**WHAT IS EXPECTED:** Check every line of the material below for the string "homework", and return the ones that have it.

[Data entries]
BEGIN

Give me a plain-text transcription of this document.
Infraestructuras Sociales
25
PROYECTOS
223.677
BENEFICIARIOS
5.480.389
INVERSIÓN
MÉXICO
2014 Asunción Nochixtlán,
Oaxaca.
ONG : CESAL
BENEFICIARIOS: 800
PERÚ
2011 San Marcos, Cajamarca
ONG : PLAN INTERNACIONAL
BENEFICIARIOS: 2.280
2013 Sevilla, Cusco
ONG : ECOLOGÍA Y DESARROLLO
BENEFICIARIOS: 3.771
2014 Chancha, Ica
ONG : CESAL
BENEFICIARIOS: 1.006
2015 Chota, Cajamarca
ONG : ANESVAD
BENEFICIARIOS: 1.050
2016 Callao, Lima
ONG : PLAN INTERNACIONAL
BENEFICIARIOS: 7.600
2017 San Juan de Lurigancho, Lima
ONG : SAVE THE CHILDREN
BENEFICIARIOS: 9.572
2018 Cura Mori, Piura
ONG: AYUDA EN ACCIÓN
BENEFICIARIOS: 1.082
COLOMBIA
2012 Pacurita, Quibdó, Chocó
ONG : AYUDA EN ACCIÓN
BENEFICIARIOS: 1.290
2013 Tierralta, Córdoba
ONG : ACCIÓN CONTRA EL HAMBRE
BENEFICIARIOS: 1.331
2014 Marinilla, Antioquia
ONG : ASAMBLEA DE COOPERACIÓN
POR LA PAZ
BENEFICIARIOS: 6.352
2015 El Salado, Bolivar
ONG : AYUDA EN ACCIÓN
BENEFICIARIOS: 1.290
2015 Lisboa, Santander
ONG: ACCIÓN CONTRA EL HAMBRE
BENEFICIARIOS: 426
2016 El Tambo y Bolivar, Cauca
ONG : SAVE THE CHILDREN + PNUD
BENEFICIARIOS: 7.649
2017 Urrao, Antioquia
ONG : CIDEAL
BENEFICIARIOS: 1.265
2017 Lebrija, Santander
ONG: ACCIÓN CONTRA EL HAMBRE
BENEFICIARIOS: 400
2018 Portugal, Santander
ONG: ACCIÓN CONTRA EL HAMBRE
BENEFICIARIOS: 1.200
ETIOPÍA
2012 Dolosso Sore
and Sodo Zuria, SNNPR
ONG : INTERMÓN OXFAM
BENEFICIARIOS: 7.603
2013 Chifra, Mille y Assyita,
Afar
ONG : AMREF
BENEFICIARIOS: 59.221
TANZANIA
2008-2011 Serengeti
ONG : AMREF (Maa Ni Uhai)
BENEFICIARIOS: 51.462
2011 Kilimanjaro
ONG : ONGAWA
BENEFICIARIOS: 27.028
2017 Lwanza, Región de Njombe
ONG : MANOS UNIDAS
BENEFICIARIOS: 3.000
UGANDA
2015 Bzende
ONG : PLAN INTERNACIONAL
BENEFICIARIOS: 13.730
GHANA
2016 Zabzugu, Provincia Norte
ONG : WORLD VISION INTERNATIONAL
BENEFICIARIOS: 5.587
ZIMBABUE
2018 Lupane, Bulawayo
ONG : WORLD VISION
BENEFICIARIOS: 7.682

END
BEGIN

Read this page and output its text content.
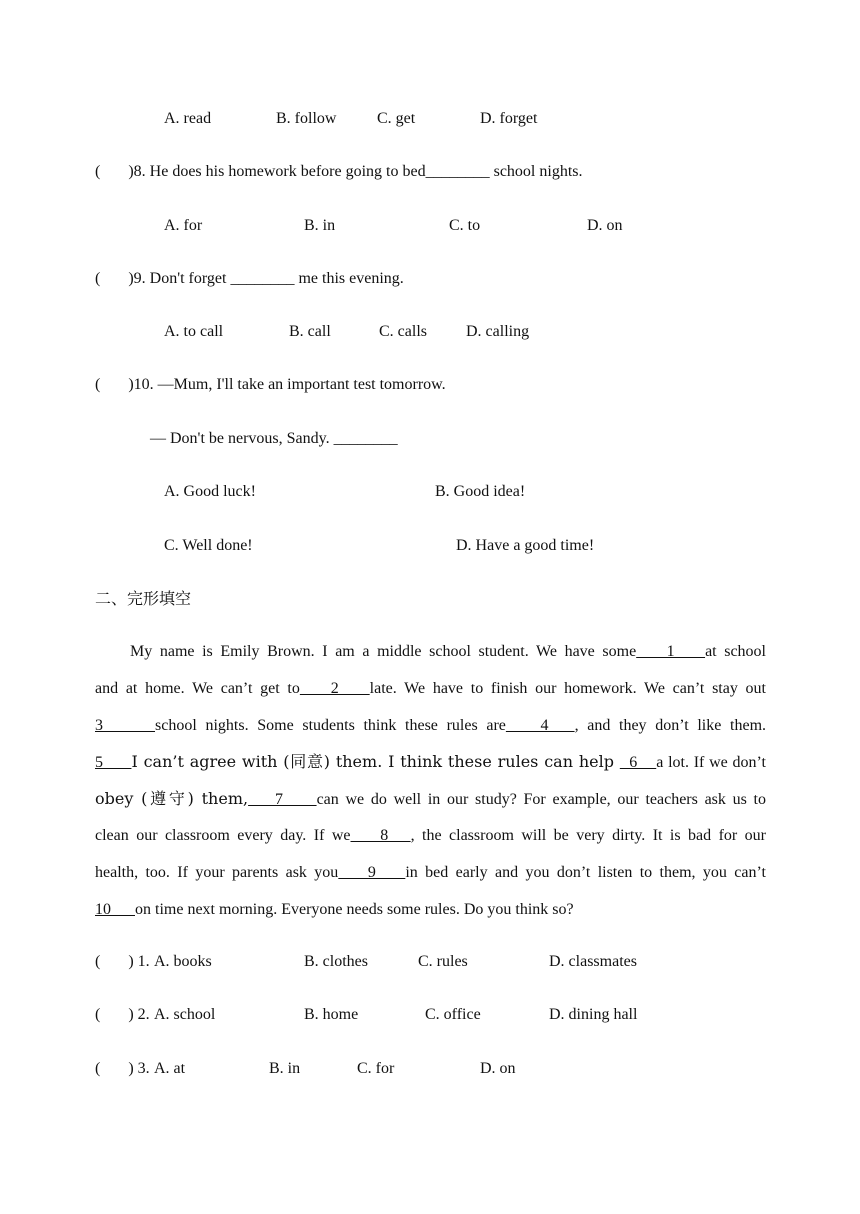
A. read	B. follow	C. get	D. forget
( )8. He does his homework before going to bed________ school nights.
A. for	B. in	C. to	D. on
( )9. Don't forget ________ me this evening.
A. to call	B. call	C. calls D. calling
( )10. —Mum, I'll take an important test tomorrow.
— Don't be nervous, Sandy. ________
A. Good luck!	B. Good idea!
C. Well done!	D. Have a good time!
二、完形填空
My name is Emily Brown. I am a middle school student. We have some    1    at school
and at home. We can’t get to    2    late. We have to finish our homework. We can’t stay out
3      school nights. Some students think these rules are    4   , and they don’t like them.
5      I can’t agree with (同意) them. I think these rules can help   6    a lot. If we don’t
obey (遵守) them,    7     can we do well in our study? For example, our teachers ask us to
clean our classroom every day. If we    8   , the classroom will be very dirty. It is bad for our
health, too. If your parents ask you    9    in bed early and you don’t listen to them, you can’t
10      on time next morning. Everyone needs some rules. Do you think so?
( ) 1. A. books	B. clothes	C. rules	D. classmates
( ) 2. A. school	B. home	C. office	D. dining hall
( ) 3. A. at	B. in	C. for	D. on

END

**WORKED SOLUTION:**
( )8. He does his homework before going to bed________ school nights.
and at home. We can’t get to    2    late. We have to finish our homework. We can’t stay out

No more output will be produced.